AIM OF THE EXERCISE
Gather each line containing the string "most" from these entries.
>> BEGIN THE DATA
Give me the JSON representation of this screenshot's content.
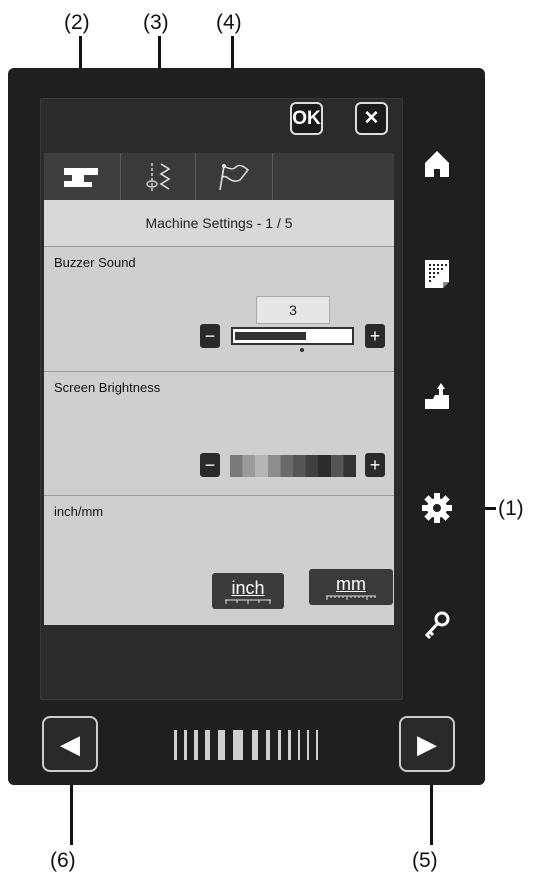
{
  "callouts": {
    "c1": "(1)",
    "c2": "(2)",
    "c3": "(3)",
    "c4": "(4)",
    "c5": "(5)",
    "c6": "(6)"
  },
  "top_buttons": {
    "ok_label": "OK",
    "close_label": "✕"
  },
  "header": {
    "title": "Machine Settings - 1 / 5"
  },
  "buzzer": {
    "label": "Buzzer Sound",
    "value": "3",
    "minus": "−",
    "plus": "+",
    "level": 0.6
  },
  "brightness": {
    "label": "Screen Brightness",
    "minus": "−",
    "plus": "+"
  },
  "units": {
    "label": "inch/mm",
    "inch": "inch",
    "mm": "mm"
  },
  "side_icons": [
    "home-icon",
    "pattern-icon",
    "export-icon",
    "gear-icon",
    "key-icon"
  ],
  "nav": {
    "prev": "◀",
    "next": "▶"
  }
}
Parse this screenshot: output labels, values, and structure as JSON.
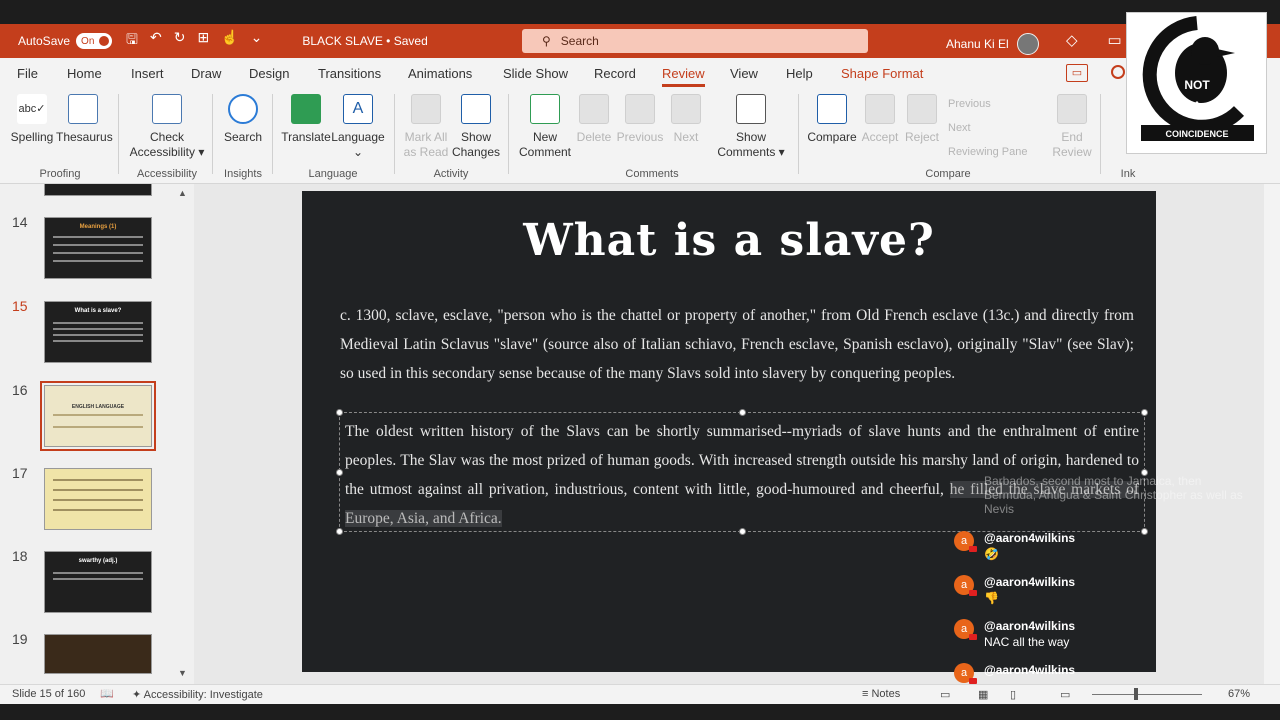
{
  "titlebar": {
    "autosave_label": "AutoSave",
    "autosave_state": "On",
    "doc_title": "BLACK SLAVE • Saved",
    "search_placeholder": "Search",
    "user_name": "Ahanu Ki El"
  },
  "tabs": [
    "File",
    "Home",
    "Insert",
    "Draw",
    "Design",
    "Transitions",
    "Animations",
    "Slide Show",
    "Record",
    "Review",
    "View",
    "Help",
    "Shape Format"
  ],
  "active_tab": "Review",
  "ribbon": {
    "spelling": "Spelling",
    "thesaurus": "Thesaurus",
    "check": "Check",
    "accessibility": "Accessibility ▾",
    "search": "Search",
    "translate": "Translate",
    "language": "Language",
    "mark_all": "Mark All",
    "as_read": "as Read",
    "show": "Show",
    "changes": "Changes",
    "new": "New",
    "comment": "Comment",
    "delete": "Delete",
    "previous": "Previous",
    "next": "Next",
    "show2": "Show",
    "comments": "Comments ▾",
    "compare": "Compare",
    "accept": "Accept",
    "reject": "Reject",
    "prev_small": "Previous",
    "next_small": "Next",
    "reviewing_pane": "Reviewing Pane",
    "end": "End",
    "review": "Review",
    "groups": {
      "proofing": "Proofing",
      "accessibility": "Accessibility",
      "insights": "Insights",
      "language": "Language",
      "activity": "Activity",
      "comments": "Comments",
      "compare": "Compare",
      "ink": "Ink"
    }
  },
  "thumbnails": [
    {
      "num": "14",
      "title": "Meanings (1)"
    },
    {
      "num": "15",
      "title": "What is a slave?"
    },
    {
      "num": "16",
      "title": "ENGLISH LANGUAGE"
    },
    {
      "num": "17",
      "title": ""
    },
    {
      "num": "18",
      "title": "swarthy (adj.)"
    },
    {
      "num": "19",
      "title": ""
    }
  ],
  "slide": {
    "title": "What is a slave?",
    "para1": "c. 1300, sclave, esclave, \"person who is the chattel or property of another,\" from Old French esclave (13c.) and directly from Medieval Latin Sclavus \"slave\" (source also of Italian schiavo, French esclave, Spanish esclavo), originally \"Slav\" (see Slav); so used in this secondary sense because of the many Slavs sold into slavery by conquering peoples.",
    "para2_main": "The oldest written history of the Slavs can be shortly summarised--myriads of slave hunts and the enthralment of entire peoples. The Slav was the most prized of human goods. With increased strength outside his marshy land of origin, hardened to the utmost against all privation, industrious, content with little, good-humoured and cheerful,",
    "para2_highlight": "he filled the slave markets of Europe, Asia, and Africa."
  },
  "chat": {
    "ghost": "Barbados, second most to Jamaica, then Bermuda, Antigua & Saint Christopher as well as Nevis",
    "messages": [
      {
        "user": "@aaron4wilkins",
        "text": "🤣"
      },
      {
        "user": "@aaron4wilkins",
        "text": "👎"
      },
      {
        "user": "@aaron4wilkins",
        "text": "NAC all the way"
      },
      {
        "user": "@aaron4wilkins",
        "text": ""
      }
    ]
  },
  "logo": {
    "line1": "NOT",
    "line2": "A",
    "line3": "COINCIDENCE"
  },
  "status": {
    "slide_of": "Slide 15 of 160",
    "accessibility": "Accessibility: Investigate",
    "notes": "Notes",
    "zoom": "67%"
  }
}
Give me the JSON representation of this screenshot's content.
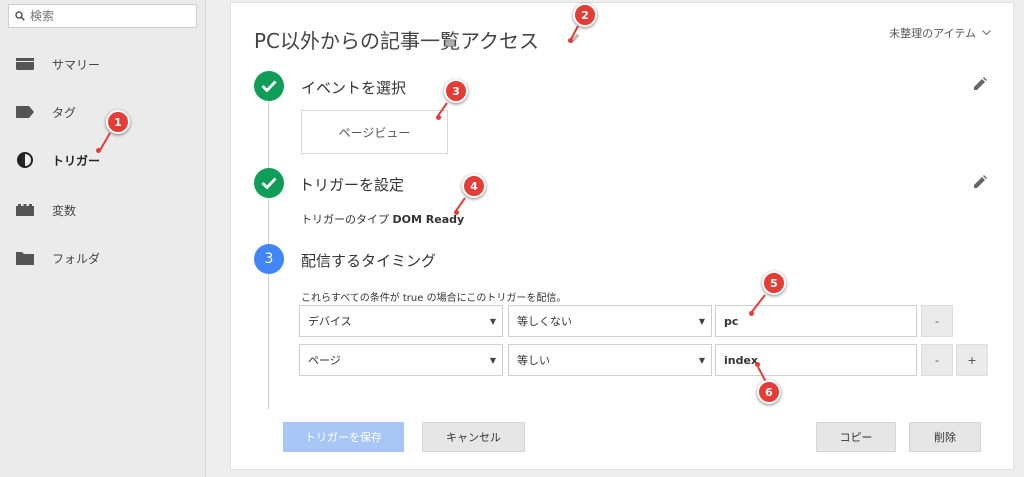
{
  "sidebar": {
    "search_placeholder": "検索",
    "items": [
      {
        "label": "サマリー",
        "icon": "summary-icon"
      },
      {
        "label": "タグ",
        "icon": "tag-icon"
      },
      {
        "label": "トリガー",
        "icon": "trigger-icon"
      },
      {
        "label": "変数",
        "icon": "variables-icon"
      },
      {
        "label": "フォルダ",
        "icon": "folder-icon"
      }
    ],
    "active": "トリガー"
  },
  "card": {
    "title": "PC以外からの記事一覧アクセス",
    "folder_label": "未整理のアイテム",
    "steps": {
      "event": {
        "title": "イベントを選択",
        "value": "ページビュー"
      },
      "trigger": {
        "title": "トリガーを設定",
        "type_label": "トリガーのタイプ",
        "type_value": "DOM Ready"
      },
      "timing": {
        "number": "3",
        "title": "配信するタイミング",
        "description": "これらすべての条件が true の場合にこのトリガーを配信。"
      }
    },
    "conditions": [
      {
        "variable": "デバイス",
        "operator": "等しくない",
        "value": "pc",
        "minus": "-",
        "plus": ""
      },
      {
        "variable": "ページ",
        "operator": "等しい",
        "value": "index",
        "minus": "-",
        "plus": "+"
      }
    ],
    "buttons": {
      "save": "トリガーを保存",
      "cancel": "キャンセル",
      "copy": "コピー",
      "delete": "削除"
    }
  },
  "annotations": [
    "1",
    "2",
    "3",
    "4",
    "5",
    "6"
  ],
  "colors": {
    "done_green": "#0f9d58",
    "step_blue": "#4285f4",
    "save_disabled": "#a8c6f5",
    "marker_red": "#e43d36"
  }
}
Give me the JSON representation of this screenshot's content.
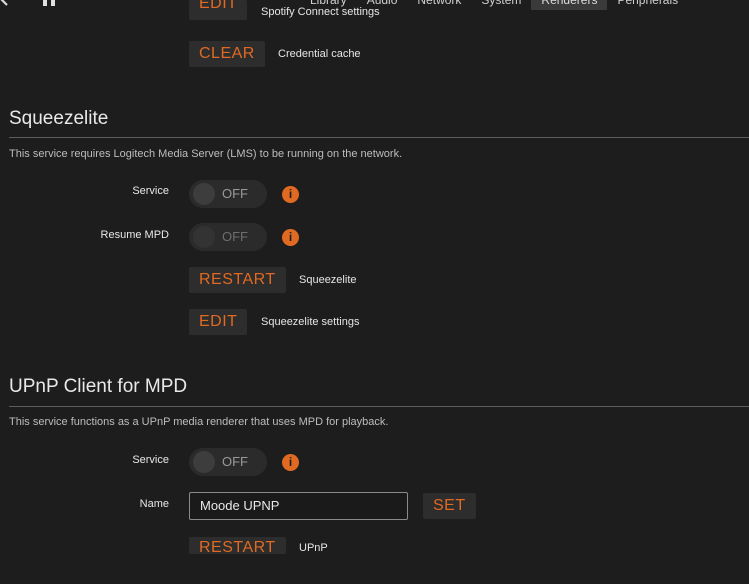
{
  "nav": {
    "tabs": [
      {
        "label": "Library"
      },
      {
        "label": "Audio"
      },
      {
        "label": "Network"
      },
      {
        "label": "System"
      },
      {
        "label": "Renderers"
      },
      {
        "label": "Peripherals"
      }
    ]
  },
  "spotify": {
    "edit_label": "EDIT",
    "edit_desc": "Spotify Connect settings",
    "clear_label": "CLEAR",
    "clear_desc": "Credential cache"
  },
  "squeezelite": {
    "title": "Squeezelite",
    "description": "This service requires Logitech Media Server (LMS) to be running on the network.",
    "service_label": "Service",
    "service_state": "OFF",
    "resume_label": "Resume MPD",
    "resume_state": "OFF",
    "restart_label": "RESTART",
    "restart_desc": "Squeezelite",
    "edit_label": "EDIT",
    "edit_desc": "Squeezelite settings"
  },
  "upnp": {
    "title": "UPnP Client for MPD",
    "description": "This service functions as a UPnP media renderer that uses MPD for playback.",
    "service_label": "Service",
    "service_state": "OFF",
    "name_label": "Name",
    "name_value": "Moode UPNP",
    "set_label": "SET",
    "restart_label": "RESTART",
    "restart_desc": "UPnP"
  },
  "colors": {
    "accent": "#e06a22",
    "background": "#1d1d1d"
  }
}
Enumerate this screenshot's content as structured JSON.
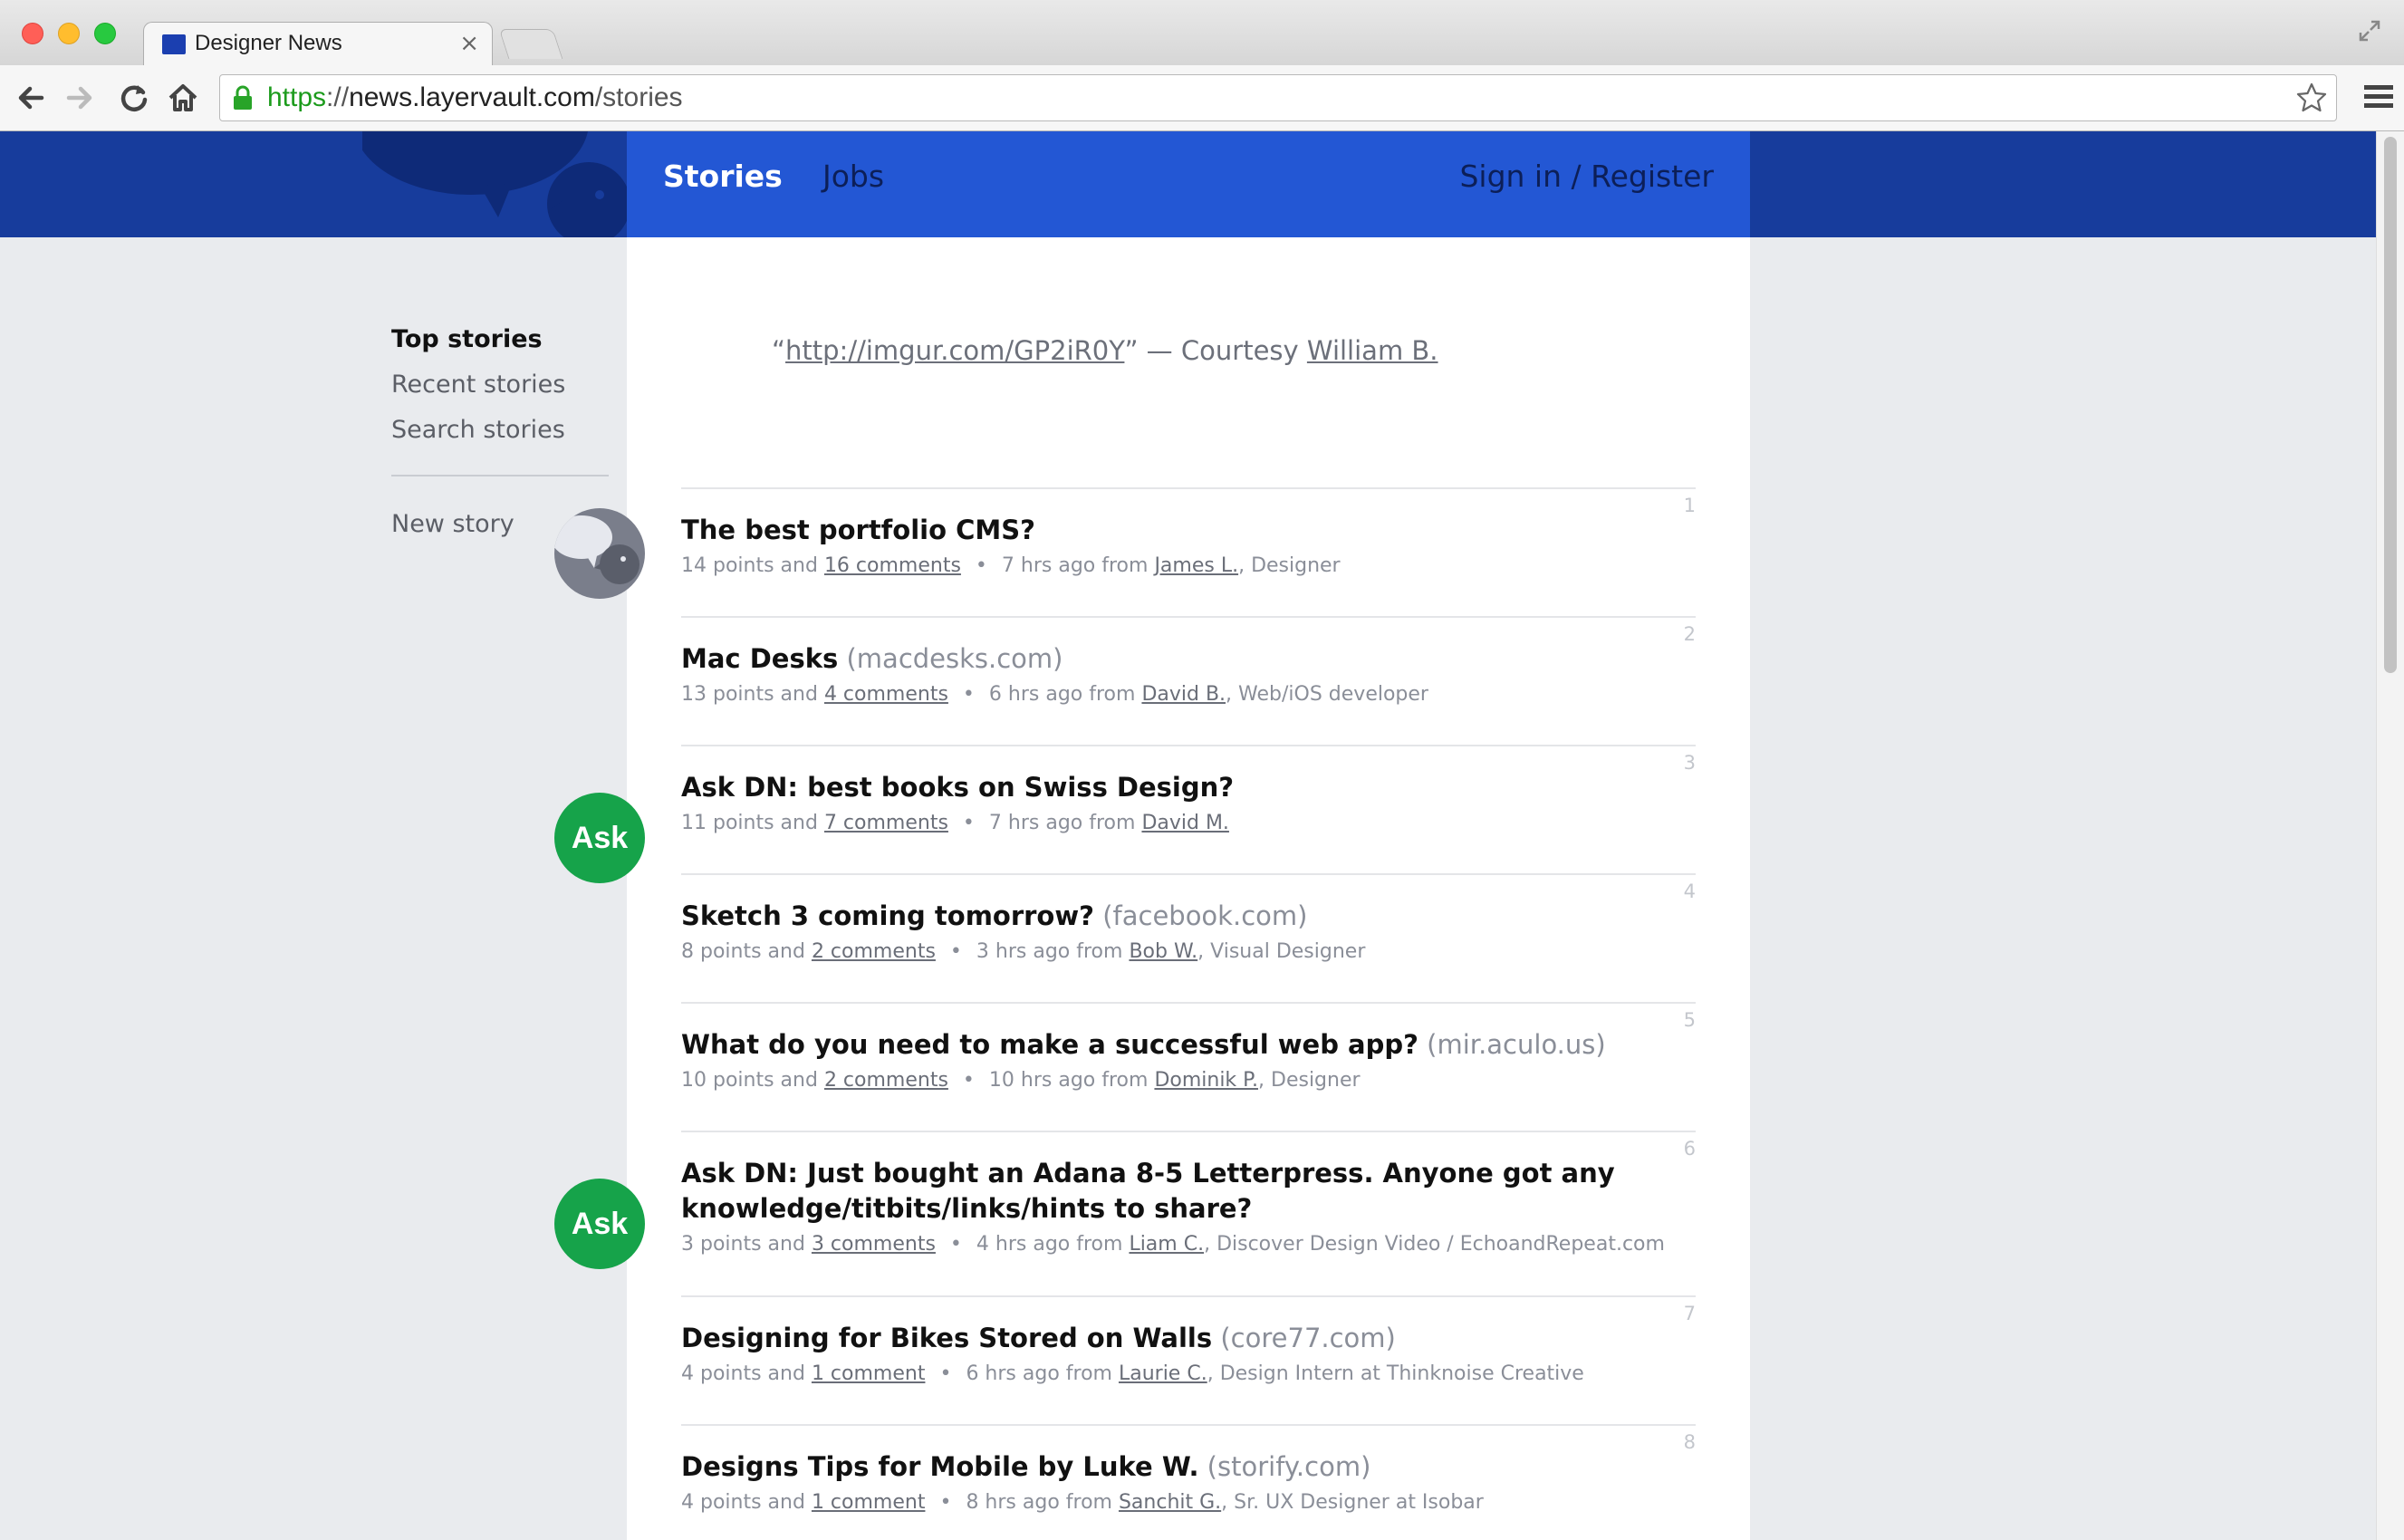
{
  "browser": {
    "tab_title": "Designer News",
    "tab_close": "×",
    "url_scheme": "https",
    "url_sep": "://",
    "url_host": "news.layervault.com",
    "url_path": "/stories"
  },
  "header": {
    "nav_stories": "Stories",
    "nav_jobs": "Jobs",
    "nav_signin": "Sign in / Register"
  },
  "sidebar": {
    "items": [
      "Top stories",
      "Recent stories",
      "Search stories"
    ],
    "new_story": "New story"
  },
  "quote": {
    "open": "“",
    "link": "http://imgur.com/GP2iR0Y",
    "close": "” — Courtesy ",
    "author": "William B."
  },
  "stories": [
    {
      "rank": "1",
      "title": "The best portfolio CMS?",
      "domain": "",
      "points": "14 points and ",
      "comments": "16 comments",
      "time": "7 hrs ago from ",
      "user": "James L.",
      "role": ", Designer",
      "avatar": "dn"
    },
    {
      "rank": "2",
      "title": "Mac Desks",
      "domain": "(macdesks.com)",
      "points": "13 points and ",
      "comments": "4 comments",
      "time": "6 hrs ago from ",
      "user": "David B.",
      "role": ", Web/iOS developer",
      "avatar": ""
    },
    {
      "rank": "3",
      "title": "Ask DN: best books on Swiss Design?",
      "domain": "",
      "points": "11 points and ",
      "comments": "7 comments",
      "time": "7 hrs ago from ",
      "user": "David M.",
      "role": "",
      "avatar": "ask"
    },
    {
      "rank": "4",
      "title": "Sketch 3 coming tomorrow?",
      "domain": "(facebook.com)",
      "points": "8 points and ",
      "comments": "2 comments",
      "time": "3 hrs ago from ",
      "user": "Bob W.",
      "role": ", Visual Designer",
      "avatar": ""
    },
    {
      "rank": "5",
      "title": "What do you need to make a successful web app?",
      "domain": "(mir.aculo.us)",
      "points": "10 points and ",
      "comments": "2 comments",
      "time": "10 hrs ago from ",
      "user": "Dominik P.",
      "role": ", Designer",
      "avatar": ""
    },
    {
      "rank": "6",
      "title": "Ask DN: Just bought an Adana 8-5 Letterpress. Anyone got any knowledge/titbits/links/hints to share?",
      "domain": "",
      "points": "3 points and ",
      "comments": "3 comments",
      "time": "4 hrs ago from ",
      "user": "Liam C.",
      "role": ", Discover Design Video / EchoandRepeat.com",
      "avatar": "ask"
    },
    {
      "rank": "7",
      "title": "Designing for Bikes Stored on Walls",
      "domain": "(core77.com)",
      "points": "4 points and ",
      "comments": "1 comment",
      "time": "6 hrs ago from ",
      "user": "Laurie C.",
      "role": ", Design Intern at Thinknoise Creative",
      "avatar": ""
    },
    {
      "rank": "8",
      "title": "Designs Tips for Mobile by Luke W.",
      "domain": "(storify.com)",
      "points": "4 points and ",
      "comments": "1 comment",
      "time": "8 hrs ago from ",
      "user": "Sanchit G.",
      "role": ", Sr. UX Designer at Isobar",
      "avatar": ""
    }
  ],
  "ask_label": "Ask",
  "meta_dot": "•",
  "colors": {
    "header_dark": "#173c9c",
    "header_nav": "#2357d4",
    "ask_green": "#16a34a"
  }
}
>> END THE DATA
WRITTEN SOLUTION
    "para2_main": "The oldest written history of the Slavs can be shortly summarised--myriads of slave hunts and the enthralment of entire peoples. The Slav was the most prized of human goods. With increased strength outside his marshy land of origin, hardened to the utmost against all privation, industrious, content with little, good-humoured and cheerful,",
    "ghost": "Barbados, second most to Jamaica, then Bermuda, Antigua & Saint Christopher as well as Nevis",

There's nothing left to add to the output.